**DATASET CONTENT:**
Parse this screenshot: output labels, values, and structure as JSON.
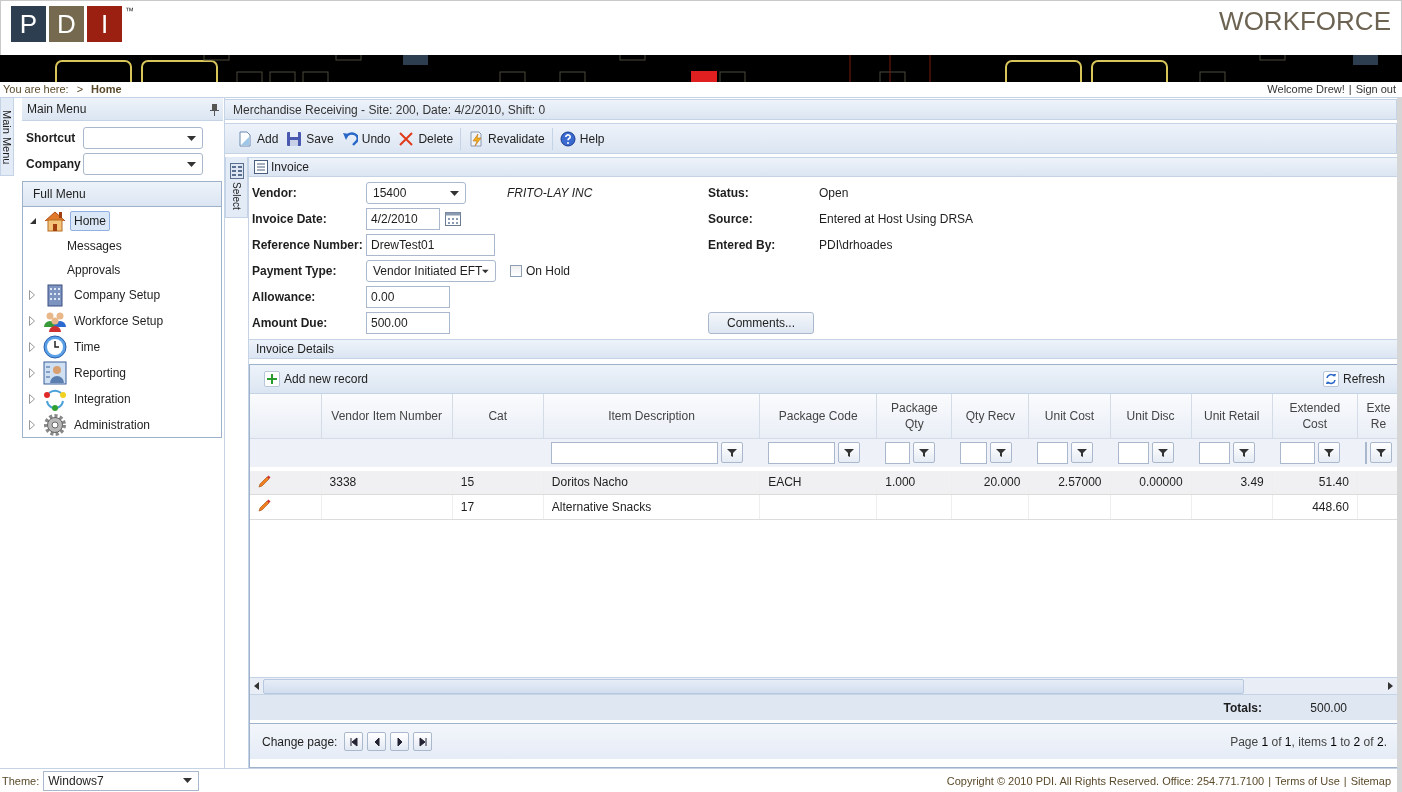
{
  "header": {
    "logo": {
      "letters": [
        "P",
        "D",
        "I"
      ],
      "trademark": "™"
    },
    "app_title": "WORKFORCE"
  },
  "breadcrumb": {
    "label": "You are here:",
    "separator": ">",
    "current": "Home"
  },
  "user": {
    "welcome": "Welcome Drew!",
    "separator": "|",
    "sign_out": "Sign out"
  },
  "sidebar": {
    "tab": "Main Menu",
    "title": "Main Menu",
    "fields": [
      {
        "label": "Shortcut"
      },
      {
        "label": "Company"
      }
    ],
    "full_menu": {
      "title": "Full Menu",
      "items": [
        {
          "label": "Home",
          "selected": true,
          "expanded": true,
          "children": [
            {
              "label": "Messages",
              "selected": false
            },
            {
              "label": "Approvals",
              "selected": false
            }
          ]
        },
        {
          "label": "Company Setup",
          "selected": false,
          "expanded": false
        },
        {
          "label": "Workforce Setup",
          "selected": false,
          "expanded": false
        },
        {
          "label": "Time",
          "selected": false,
          "expanded": false
        },
        {
          "label": "Reporting",
          "selected": false,
          "expanded": false
        },
        {
          "label": "Integration",
          "selected": false,
          "expanded": false
        },
        {
          "label": "Administration",
          "selected": false,
          "expanded": false
        }
      ]
    }
  },
  "select_tab": "Select",
  "page_title": "Merchandise Receiving - Site: 200, Date: 4/2/2010, Shift: 0",
  "toolbar": [
    [
      {
        "label": "Add",
        "kind": "add"
      },
      {
        "label": "Save",
        "kind": "save"
      },
      {
        "label": "Undo",
        "kind": "undo"
      },
      {
        "label": "Delete",
        "kind": "delete"
      }
    ],
    [
      {
        "label": "Revalidate",
        "kind": "revalidate"
      }
    ],
    [
      {
        "label": "Help",
        "kind": "help"
      }
    ]
  ],
  "invoice": {
    "title": "Invoice",
    "fields": [
      {
        "kind": "select",
        "label": "Vendor:",
        "value": "15400"
      },
      {
        "kind": "date",
        "label": "Invoice Date:",
        "value": "4/2/2010"
      },
      {
        "kind": "text",
        "label": "Reference Number:",
        "value": "DrewTest01"
      },
      {
        "kind": "select",
        "label": "Payment Type:",
        "value": "Vendor Initiated EFT"
      },
      {
        "kind": "text",
        "label": "Allowance:",
        "value": "0.00"
      },
      {
        "kind": "text",
        "label": "Amount Due:",
        "value": "500.00"
      }
    ],
    "vendor_name": "FRITO-LAY INC",
    "on_hold": {
      "label": "On Hold",
      "checked": false
    },
    "info": [
      {
        "label": "Status:",
        "value": "Open"
      },
      {
        "label": "Source:",
        "value": "Entered at Host Using DRSA"
      },
      {
        "label": "Entered By:",
        "value": "PDI\\drhoades"
      }
    ],
    "comments_button": "Comments..."
  },
  "invoice_details": {
    "title": "Invoice Details",
    "add_button": "Add new record",
    "refresh_button": "Refresh",
    "columns": [
      {
        "label": "Vendor Item Number",
        "filter": false
      },
      {
        "label": "Cat",
        "filter": false
      },
      {
        "label": "Item Description",
        "filter": true
      },
      {
        "label": "Package Code",
        "filter": true
      },
      {
        "label": "Package Qty",
        "filter": true
      },
      {
        "label": "Qty Recv",
        "filter": true
      },
      {
        "label": "Unit Cost",
        "filter": true
      },
      {
        "label": "Unit Disc",
        "filter": true
      },
      {
        "label": "Unit Retail",
        "filter": true
      },
      {
        "label": "Extended Cost",
        "filter": true
      },
      {
        "label": "Exte Re",
        "filter": true
      }
    ],
    "rows": [
      {
        "cells": [
          "3338",
          "15",
          "Doritos Nacho",
          "EACH",
          "1.000",
          "20.000",
          "2.57000",
          "0.00000",
          "3.49",
          "51.40",
          null
        ]
      },
      {
        "cells": [
          null,
          "17",
          "Alternative Snacks",
          null,
          null,
          null,
          null,
          null,
          null,
          "448.60",
          null
        ]
      }
    ],
    "totals": {
      "label": "Totals:",
      "value": "500.00"
    },
    "pager": {
      "label": "Change page:",
      "summary": "Page **1** of **1**, items **1** to **2** of **2**."
    }
  },
  "footer": {
    "theme": {
      "label": "Theme:",
      "value": "Windows7"
    },
    "copyright": "Copyright © 2010 PDI. All Rights Reserved. Office: 254.771.7100",
    "links": [
      "Terms of Use",
      "Sitemap"
    ],
    "separator": "|"
  }
}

**EXERCISE:** Reproduce the material word for word, minus the images.

**OUTPUT FOR THIS EXERCISE:**
Parse this screenshot: output labels, values, and structure as JSON.
{
  "header": {
    "logo": {
      "letters": [
        "P",
        "D",
        "I"
      ],
      "trademark": "™"
    },
    "app_title": "WORKFORCE"
  },
  "breadcrumb": {
    "label": "You are here:",
    "separator": ">",
    "current": "Home"
  },
  "user": {
    "welcome": "Welcome Drew!",
    "separator": "|",
    "sign_out": "Sign out"
  },
  "sidebar": {
    "tab": "Main Menu",
    "title": "Main Menu",
    "fields": [
      {
        "label": "Shortcut"
      },
      {
        "label": "Company"
      }
    ],
    "full_menu": {
      "title": "Full Menu",
      "items": [
        {
          "label": "Home",
          "selected": true,
          "expanded": true,
          "children": [
            {
              "label": "Messages",
              "selected": false
            },
            {
              "label": "Approvals",
              "selected": false
            }
          ]
        },
        {
          "label": "Company Setup",
          "selected": false,
          "expanded": false
        },
        {
          "label": "Workforce Setup",
          "selected": false,
          "expanded": false
        },
        {
          "label": "Time",
          "selected": false,
          "expanded": false
        },
        {
          "label": "Reporting",
          "selected": false,
          "expanded": false
        },
        {
          "label": "Integration",
          "selected": false,
          "expanded": false
        },
        {
          "label": "Administration",
          "selected": false,
          "expanded": false
        }
      ]
    }
  },
  "select_tab": "Select",
  "page_title": "Merchandise Receiving - Site: 200, Date: 4/2/2010, Shift: 0",
  "toolbar": [
    [
      {
        "label": "Add",
        "kind": "add"
      },
      {
        "label": "Save",
        "kind": "save"
      },
      {
        "label": "Undo",
        "kind": "undo"
      },
      {
        "label": "Delete",
        "kind": "delete"
      }
    ],
    [
      {
        "label": "Revalidate",
        "kind": "revalidate"
      }
    ],
    [
      {
        "label": "Help",
        "kind": "help"
      }
    ]
  ],
  "invoice": {
    "title": "Invoice",
    "fields": [
      {
        "kind": "select",
        "label": "Vendor:",
        "value": "15400"
      },
      {
        "kind": "date",
        "label": "Invoice Date:",
        "value": "4/2/2010"
      },
      {
        "kind": "text",
        "label": "Reference Number:",
        "value": "DrewTest01"
      },
      {
        "kind": "select",
        "label": "Payment Type:",
        "value": "Vendor Initiated EFT"
      },
      {
        "kind": "text",
        "label": "Allowance:",
        "value": "0.00"
      },
      {
        "kind": "text",
        "label": "Amount Due:",
        "value": "500.00"
      }
    ],
    "vendor_name": "FRITO-LAY INC",
    "on_hold": {
      "label": "On Hold",
      "checked": false
    },
    "info": [
      {
        "label": "Status:",
        "value": "Open"
      },
      {
        "label": "Source:",
        "value": "Entered at Host Using DRSA"
      },
      {
        "label": "Entered By:",
        "value": "PDI\\drhoades"
      }
    ],
    "comments_button": "Comments..."
  },
  "invoice_details": {
    "title": "Invoice Details",
    "add_button": "Add new record",
    "refresh_button": "Refresh",
    "columns": [
      {
        "label": "Vendor Item Number",
        "filter": false
      },
      {
        "label": "Cat",
        "filter": false
      },
      {
        "label": "Item Description",
        "filter": true
      },
      {
        "label": "Package Code",
        "filter": true
      },
      {
        "label": "Package Qty",
        "filter": true
      },
      {
        "label": "Qty Recv",
        "filter": true
      },
      {
        "label": "Unit Cost",
        "filter": true
      },
      {
        "label": "Unit Disc",
        "filter": true
      },
      {
        "label": "Unit Retail",
        "filter": true
      },
      {
        "label": "Extended Cost",
        "filter": true
      },
      {
        "label": "Exte Re",
        "filter": true
      }
    ],
    "rows": [
      {
        "cells": [
          "3338",
          "15",
          "Doritos Nacho",
          "EACH",
          "1.000",
          "20.000",
          "2.57000",
          "0.00000",
          "3.49",
          "51.40",
          null
        ]
      },
      {
        "cells": [
          null,
          "17",
          "Alternative Snacks",
          null,
          null,
          null,
          null,
          null,
          null,
          "448.60",
          null
        ]
      }
    ],
    "totals": {
      "label": "Totals:",
      "value": "500.00"
    },
    "pager": {
      "label": "Change page:",
      "summary": "Page **1** of **1**, items **1** to **2** of **2**."
    }
  },
  "footer": {
    "theme": {
      "label": "Theme:",
      "value": "Windows7"
    },
    "copyright": "Copyright © 2010 PDI. All Rights Reserved. Office: 254.771.7100",
    "links": [
      "Terms of Use",
      "Sitemap"
    ],
    "separator": "|"
  }
}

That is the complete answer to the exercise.